- Set exercise -
What is the number of lines containing the word "name"? Please answer with that number and nothing more.

- Dataset records -
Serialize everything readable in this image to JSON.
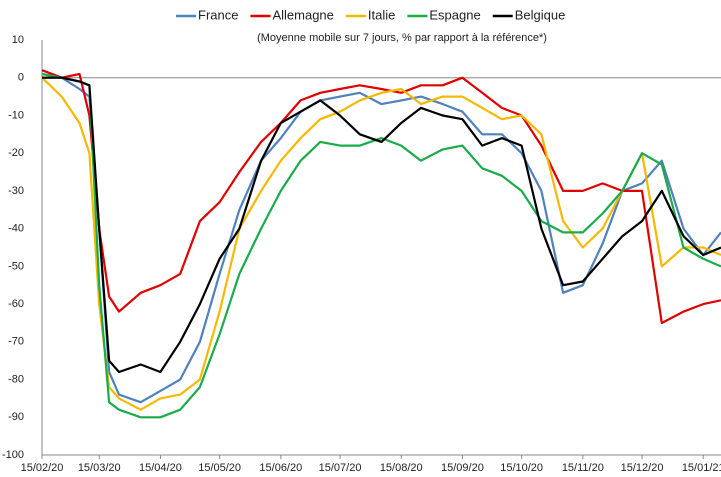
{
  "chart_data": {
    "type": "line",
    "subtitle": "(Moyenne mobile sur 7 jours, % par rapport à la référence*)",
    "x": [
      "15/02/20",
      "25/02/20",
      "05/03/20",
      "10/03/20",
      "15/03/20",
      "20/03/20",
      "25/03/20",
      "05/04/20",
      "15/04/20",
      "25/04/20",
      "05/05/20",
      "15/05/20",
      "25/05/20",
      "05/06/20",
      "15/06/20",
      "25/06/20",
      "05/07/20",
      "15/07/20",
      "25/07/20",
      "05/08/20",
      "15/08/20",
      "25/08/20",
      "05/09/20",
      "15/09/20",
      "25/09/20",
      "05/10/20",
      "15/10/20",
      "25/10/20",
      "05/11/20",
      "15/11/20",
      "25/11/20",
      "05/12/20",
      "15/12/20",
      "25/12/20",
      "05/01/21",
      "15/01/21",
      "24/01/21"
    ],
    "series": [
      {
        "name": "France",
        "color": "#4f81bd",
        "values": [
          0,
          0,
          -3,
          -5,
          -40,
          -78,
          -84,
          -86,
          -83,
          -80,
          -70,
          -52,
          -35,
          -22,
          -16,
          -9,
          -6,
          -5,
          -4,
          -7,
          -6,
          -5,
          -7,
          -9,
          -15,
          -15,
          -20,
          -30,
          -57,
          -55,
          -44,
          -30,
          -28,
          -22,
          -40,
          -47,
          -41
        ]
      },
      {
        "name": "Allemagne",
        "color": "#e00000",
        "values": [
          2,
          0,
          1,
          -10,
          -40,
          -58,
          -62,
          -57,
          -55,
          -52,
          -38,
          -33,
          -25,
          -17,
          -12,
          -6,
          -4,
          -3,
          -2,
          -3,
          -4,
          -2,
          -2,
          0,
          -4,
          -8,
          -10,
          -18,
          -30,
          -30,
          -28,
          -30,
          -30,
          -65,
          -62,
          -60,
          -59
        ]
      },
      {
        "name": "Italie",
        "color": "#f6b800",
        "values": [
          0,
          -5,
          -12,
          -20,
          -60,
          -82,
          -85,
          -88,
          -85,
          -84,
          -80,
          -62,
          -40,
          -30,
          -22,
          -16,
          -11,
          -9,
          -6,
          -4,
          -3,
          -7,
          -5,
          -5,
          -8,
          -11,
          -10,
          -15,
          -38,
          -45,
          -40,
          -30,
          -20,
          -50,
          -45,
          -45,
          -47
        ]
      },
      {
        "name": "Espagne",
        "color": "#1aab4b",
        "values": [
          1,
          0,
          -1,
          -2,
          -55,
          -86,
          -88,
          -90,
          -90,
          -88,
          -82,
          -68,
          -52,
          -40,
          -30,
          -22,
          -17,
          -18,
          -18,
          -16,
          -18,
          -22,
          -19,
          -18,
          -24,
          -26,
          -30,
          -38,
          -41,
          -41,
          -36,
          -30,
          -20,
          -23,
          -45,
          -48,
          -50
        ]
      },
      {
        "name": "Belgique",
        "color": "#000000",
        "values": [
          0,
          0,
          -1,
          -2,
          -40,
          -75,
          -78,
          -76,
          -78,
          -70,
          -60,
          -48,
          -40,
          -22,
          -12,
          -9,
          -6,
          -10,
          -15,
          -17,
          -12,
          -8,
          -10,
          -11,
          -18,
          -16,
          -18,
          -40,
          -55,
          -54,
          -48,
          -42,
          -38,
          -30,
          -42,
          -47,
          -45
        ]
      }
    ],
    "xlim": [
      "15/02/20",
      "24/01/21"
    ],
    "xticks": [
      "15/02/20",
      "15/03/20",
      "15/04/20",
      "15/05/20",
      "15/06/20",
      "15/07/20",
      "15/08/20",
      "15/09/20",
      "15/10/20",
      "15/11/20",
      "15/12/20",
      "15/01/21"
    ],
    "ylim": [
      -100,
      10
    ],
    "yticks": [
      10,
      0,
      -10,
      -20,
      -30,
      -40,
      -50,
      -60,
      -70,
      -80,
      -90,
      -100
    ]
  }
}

- Reply -
5